◆ **Request**
From the entries below, copy every line holding the word "structured".

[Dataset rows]
"""

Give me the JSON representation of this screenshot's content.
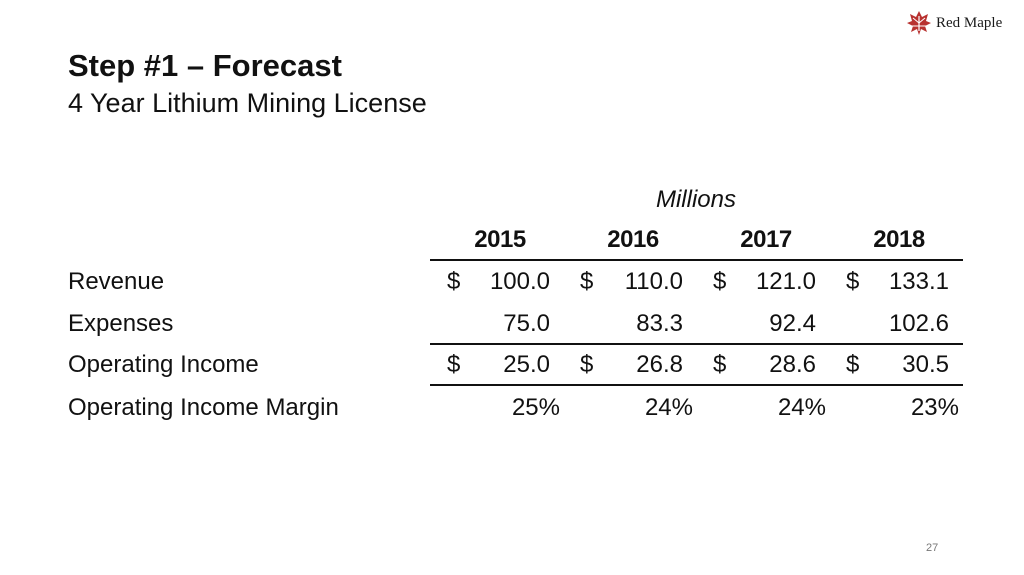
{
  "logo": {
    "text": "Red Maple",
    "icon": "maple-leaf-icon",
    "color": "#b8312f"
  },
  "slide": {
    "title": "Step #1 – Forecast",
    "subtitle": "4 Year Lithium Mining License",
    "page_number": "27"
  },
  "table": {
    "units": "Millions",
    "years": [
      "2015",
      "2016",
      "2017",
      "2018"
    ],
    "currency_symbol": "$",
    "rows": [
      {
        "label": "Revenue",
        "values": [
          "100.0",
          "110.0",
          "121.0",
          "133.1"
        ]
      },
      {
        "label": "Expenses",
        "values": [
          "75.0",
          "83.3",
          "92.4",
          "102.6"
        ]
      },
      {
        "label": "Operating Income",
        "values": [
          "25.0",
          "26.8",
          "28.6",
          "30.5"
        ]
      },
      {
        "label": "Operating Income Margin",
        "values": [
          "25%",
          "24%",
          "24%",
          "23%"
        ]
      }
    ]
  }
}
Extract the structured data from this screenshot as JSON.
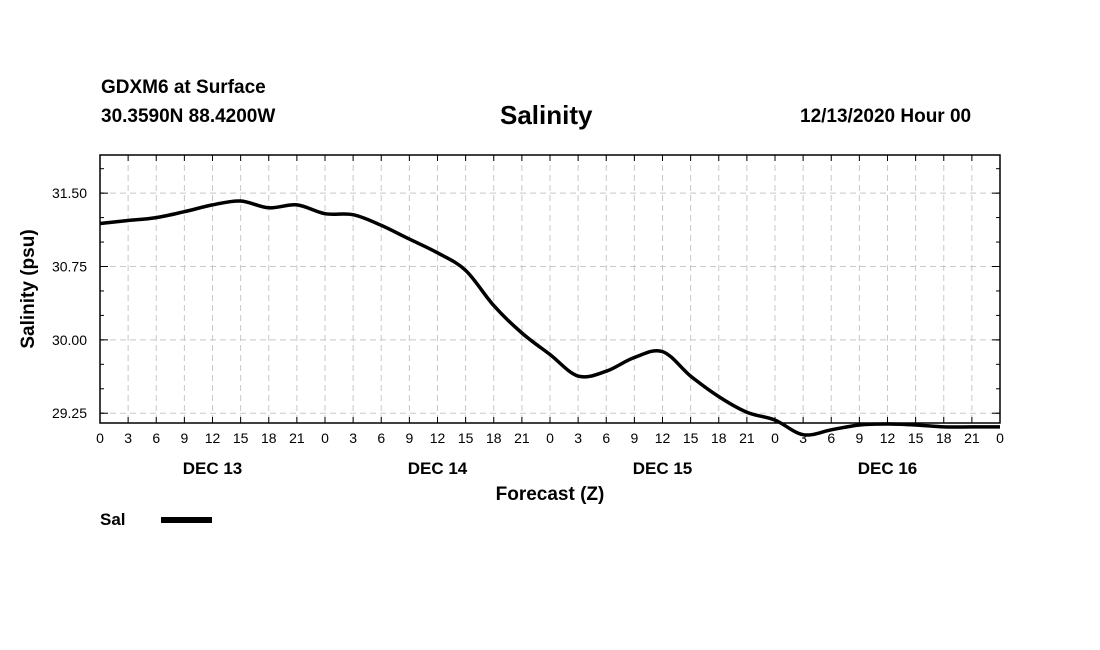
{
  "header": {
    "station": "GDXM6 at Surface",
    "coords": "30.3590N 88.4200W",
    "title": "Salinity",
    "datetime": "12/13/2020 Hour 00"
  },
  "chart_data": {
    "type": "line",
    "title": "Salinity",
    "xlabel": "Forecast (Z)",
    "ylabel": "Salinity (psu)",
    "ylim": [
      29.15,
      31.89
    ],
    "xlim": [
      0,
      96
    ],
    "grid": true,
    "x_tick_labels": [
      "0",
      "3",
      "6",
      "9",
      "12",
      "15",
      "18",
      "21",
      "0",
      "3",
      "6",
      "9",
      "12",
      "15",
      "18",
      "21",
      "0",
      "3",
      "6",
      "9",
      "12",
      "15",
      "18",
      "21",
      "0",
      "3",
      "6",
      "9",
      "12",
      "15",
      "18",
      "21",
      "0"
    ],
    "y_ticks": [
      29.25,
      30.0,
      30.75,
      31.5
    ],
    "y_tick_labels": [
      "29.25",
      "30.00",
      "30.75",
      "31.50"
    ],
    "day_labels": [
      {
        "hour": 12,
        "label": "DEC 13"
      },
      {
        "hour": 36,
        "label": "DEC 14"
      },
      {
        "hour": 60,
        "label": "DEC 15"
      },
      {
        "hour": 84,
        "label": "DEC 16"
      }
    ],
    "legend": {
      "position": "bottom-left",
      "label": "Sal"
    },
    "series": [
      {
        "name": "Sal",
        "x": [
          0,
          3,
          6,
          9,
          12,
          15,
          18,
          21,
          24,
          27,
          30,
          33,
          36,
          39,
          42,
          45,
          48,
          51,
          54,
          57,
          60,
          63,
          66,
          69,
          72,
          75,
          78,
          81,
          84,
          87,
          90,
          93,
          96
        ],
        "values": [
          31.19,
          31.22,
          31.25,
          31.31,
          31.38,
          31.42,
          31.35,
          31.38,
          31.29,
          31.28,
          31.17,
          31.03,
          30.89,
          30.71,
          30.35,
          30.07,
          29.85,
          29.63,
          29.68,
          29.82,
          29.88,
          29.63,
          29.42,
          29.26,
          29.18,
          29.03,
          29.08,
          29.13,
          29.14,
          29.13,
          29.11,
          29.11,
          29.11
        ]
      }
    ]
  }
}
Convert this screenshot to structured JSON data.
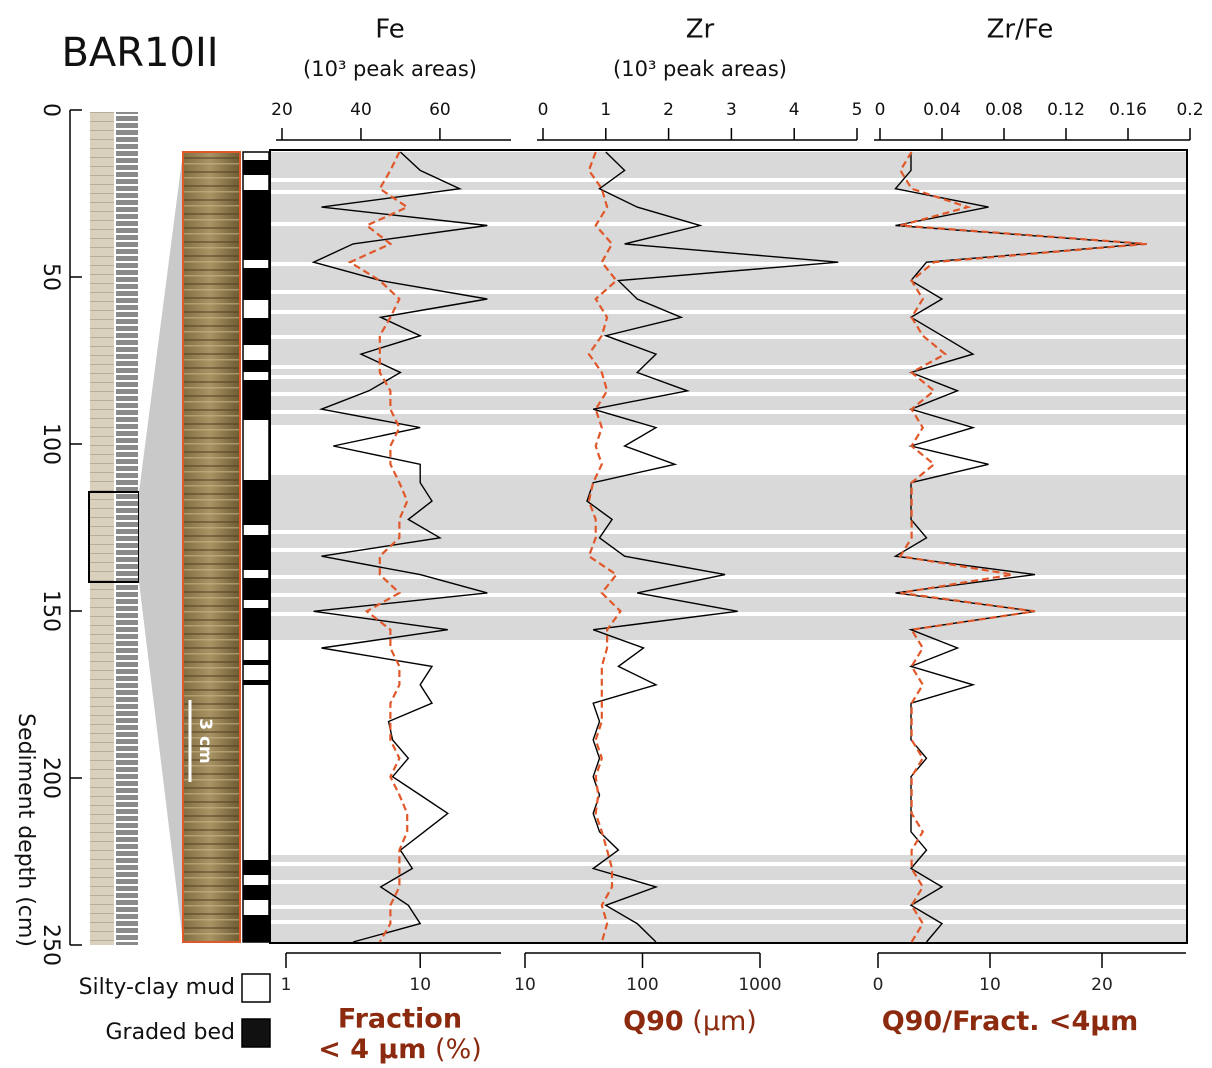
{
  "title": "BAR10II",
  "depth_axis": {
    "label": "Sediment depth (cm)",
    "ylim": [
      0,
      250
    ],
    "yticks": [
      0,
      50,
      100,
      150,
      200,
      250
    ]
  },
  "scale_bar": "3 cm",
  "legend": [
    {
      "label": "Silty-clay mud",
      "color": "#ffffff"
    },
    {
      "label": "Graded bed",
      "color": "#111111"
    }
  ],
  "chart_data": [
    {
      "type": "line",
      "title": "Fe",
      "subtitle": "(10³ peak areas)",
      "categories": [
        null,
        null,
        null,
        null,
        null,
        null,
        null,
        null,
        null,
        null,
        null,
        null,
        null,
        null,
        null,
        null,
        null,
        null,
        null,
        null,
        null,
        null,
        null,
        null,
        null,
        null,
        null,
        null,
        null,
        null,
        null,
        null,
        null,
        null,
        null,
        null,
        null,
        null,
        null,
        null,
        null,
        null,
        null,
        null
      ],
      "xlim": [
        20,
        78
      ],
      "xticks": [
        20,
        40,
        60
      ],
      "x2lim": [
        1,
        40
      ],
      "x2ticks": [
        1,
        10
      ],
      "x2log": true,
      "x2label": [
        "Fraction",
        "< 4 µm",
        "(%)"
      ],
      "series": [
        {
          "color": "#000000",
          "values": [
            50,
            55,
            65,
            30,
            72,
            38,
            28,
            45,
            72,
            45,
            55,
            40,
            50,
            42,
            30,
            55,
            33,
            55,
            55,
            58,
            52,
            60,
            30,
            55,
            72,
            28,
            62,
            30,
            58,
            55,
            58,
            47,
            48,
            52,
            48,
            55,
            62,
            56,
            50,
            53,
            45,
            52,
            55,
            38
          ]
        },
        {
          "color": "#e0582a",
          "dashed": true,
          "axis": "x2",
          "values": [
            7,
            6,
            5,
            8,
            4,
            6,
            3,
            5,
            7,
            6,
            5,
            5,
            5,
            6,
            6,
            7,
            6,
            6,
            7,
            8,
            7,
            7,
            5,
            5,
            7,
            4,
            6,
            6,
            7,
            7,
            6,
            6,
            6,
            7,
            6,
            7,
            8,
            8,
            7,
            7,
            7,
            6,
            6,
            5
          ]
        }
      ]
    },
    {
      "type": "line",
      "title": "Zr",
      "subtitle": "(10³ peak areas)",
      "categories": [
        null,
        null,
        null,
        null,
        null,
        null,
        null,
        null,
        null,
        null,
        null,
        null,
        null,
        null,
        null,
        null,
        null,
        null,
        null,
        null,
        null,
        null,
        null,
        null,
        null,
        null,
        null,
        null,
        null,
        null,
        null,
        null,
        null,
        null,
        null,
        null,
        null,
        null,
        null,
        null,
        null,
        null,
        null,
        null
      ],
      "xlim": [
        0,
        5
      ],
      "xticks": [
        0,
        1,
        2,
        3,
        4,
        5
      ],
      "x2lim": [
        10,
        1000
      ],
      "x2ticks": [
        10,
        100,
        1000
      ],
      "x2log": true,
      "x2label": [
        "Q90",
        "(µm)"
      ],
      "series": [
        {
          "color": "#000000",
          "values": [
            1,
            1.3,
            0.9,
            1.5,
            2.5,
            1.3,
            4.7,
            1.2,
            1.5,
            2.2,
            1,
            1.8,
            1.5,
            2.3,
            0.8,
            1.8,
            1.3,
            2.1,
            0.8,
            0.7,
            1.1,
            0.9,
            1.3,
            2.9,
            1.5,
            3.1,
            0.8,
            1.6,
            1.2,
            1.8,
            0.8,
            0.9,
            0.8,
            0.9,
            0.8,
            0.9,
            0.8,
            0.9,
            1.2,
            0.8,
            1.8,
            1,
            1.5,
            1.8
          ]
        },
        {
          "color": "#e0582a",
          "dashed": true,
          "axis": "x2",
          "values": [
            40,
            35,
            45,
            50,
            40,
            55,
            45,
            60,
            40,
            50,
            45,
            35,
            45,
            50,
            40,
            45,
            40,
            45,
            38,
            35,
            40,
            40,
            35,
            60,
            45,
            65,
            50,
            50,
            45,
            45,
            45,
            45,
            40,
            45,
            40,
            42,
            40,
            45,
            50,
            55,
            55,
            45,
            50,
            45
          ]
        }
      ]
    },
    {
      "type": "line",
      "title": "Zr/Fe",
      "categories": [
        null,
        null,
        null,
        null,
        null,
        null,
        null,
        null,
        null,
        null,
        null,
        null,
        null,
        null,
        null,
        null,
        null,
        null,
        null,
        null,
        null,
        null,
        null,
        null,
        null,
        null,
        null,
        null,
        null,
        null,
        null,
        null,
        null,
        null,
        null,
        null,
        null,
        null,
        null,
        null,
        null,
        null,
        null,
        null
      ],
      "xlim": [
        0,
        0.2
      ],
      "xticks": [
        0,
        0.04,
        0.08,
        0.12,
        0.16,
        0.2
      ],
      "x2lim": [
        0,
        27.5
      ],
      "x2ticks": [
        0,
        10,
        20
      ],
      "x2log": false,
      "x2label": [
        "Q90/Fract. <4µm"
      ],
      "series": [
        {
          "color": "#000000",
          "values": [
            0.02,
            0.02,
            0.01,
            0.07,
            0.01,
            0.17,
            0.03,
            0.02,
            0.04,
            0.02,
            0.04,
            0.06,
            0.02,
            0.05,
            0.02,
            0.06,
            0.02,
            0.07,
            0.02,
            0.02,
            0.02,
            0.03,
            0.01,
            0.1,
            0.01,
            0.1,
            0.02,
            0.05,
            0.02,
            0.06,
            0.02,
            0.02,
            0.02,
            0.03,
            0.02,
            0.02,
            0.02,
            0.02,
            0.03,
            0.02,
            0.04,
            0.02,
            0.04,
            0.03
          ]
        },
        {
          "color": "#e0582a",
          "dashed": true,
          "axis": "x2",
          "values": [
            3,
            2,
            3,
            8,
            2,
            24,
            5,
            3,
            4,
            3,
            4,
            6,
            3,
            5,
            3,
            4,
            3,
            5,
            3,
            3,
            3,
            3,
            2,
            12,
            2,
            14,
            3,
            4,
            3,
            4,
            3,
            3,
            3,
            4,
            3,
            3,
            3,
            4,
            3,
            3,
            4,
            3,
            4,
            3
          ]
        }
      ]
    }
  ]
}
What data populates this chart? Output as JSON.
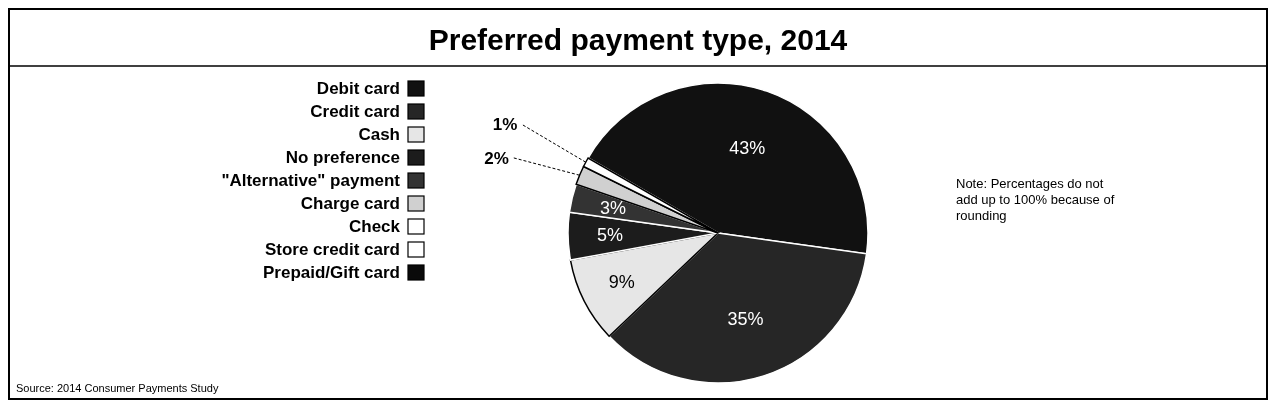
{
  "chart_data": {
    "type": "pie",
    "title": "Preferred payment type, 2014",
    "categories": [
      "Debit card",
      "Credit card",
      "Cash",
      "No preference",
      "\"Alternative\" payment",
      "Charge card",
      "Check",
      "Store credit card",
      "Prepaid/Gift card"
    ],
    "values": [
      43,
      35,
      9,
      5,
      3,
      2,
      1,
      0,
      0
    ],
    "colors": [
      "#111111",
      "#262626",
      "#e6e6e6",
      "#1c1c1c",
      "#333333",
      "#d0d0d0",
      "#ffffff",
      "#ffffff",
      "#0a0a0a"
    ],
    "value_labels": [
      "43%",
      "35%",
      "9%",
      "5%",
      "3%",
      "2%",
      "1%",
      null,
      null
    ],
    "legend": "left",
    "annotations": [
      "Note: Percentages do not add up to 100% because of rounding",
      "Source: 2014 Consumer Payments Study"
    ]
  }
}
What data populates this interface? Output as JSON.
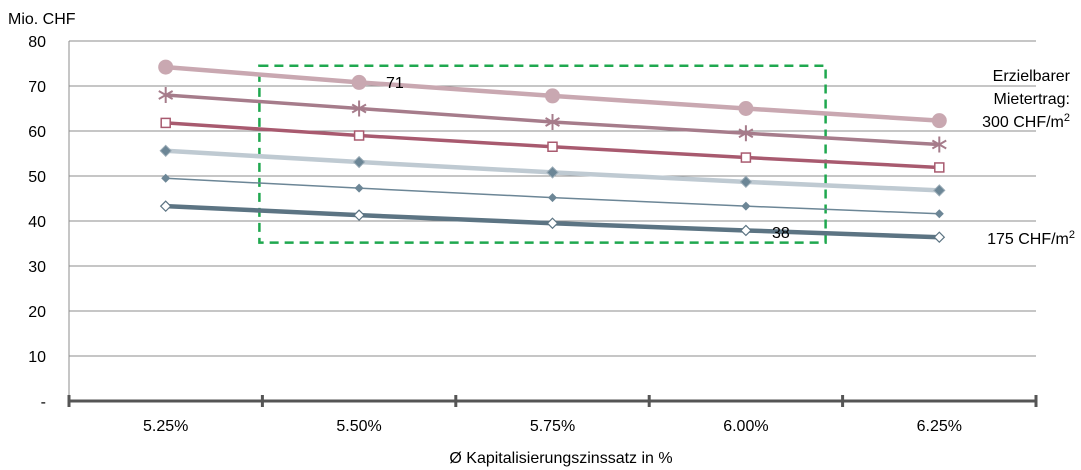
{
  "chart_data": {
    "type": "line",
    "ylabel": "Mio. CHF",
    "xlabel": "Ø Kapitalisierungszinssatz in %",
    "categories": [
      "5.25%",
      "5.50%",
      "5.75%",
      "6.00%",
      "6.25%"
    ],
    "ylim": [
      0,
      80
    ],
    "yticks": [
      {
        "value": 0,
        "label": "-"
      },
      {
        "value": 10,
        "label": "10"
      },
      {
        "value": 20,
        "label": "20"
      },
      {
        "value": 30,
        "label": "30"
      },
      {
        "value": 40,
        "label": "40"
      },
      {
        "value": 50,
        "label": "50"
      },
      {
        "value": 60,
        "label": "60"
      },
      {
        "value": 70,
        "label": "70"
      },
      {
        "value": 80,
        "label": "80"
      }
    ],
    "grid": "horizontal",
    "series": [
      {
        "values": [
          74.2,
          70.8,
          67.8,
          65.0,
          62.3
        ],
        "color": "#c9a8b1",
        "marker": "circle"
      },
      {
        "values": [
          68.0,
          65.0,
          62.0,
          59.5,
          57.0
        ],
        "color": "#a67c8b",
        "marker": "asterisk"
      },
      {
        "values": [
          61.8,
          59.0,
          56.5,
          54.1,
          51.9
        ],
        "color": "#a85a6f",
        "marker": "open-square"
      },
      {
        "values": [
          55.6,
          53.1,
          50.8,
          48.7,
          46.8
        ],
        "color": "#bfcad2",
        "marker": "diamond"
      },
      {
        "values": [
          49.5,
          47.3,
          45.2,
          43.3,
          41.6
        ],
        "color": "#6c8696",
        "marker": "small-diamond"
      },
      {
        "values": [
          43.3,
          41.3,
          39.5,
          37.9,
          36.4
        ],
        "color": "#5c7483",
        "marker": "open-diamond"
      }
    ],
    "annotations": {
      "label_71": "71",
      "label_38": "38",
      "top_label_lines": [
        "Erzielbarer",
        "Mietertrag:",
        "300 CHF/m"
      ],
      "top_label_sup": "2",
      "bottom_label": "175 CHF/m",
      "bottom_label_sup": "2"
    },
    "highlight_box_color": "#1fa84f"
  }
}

"""

◆ **Solution for this exercise**
Extract the structured data from this screenshot as JSON.
Convert this screenshot to structured JSON data.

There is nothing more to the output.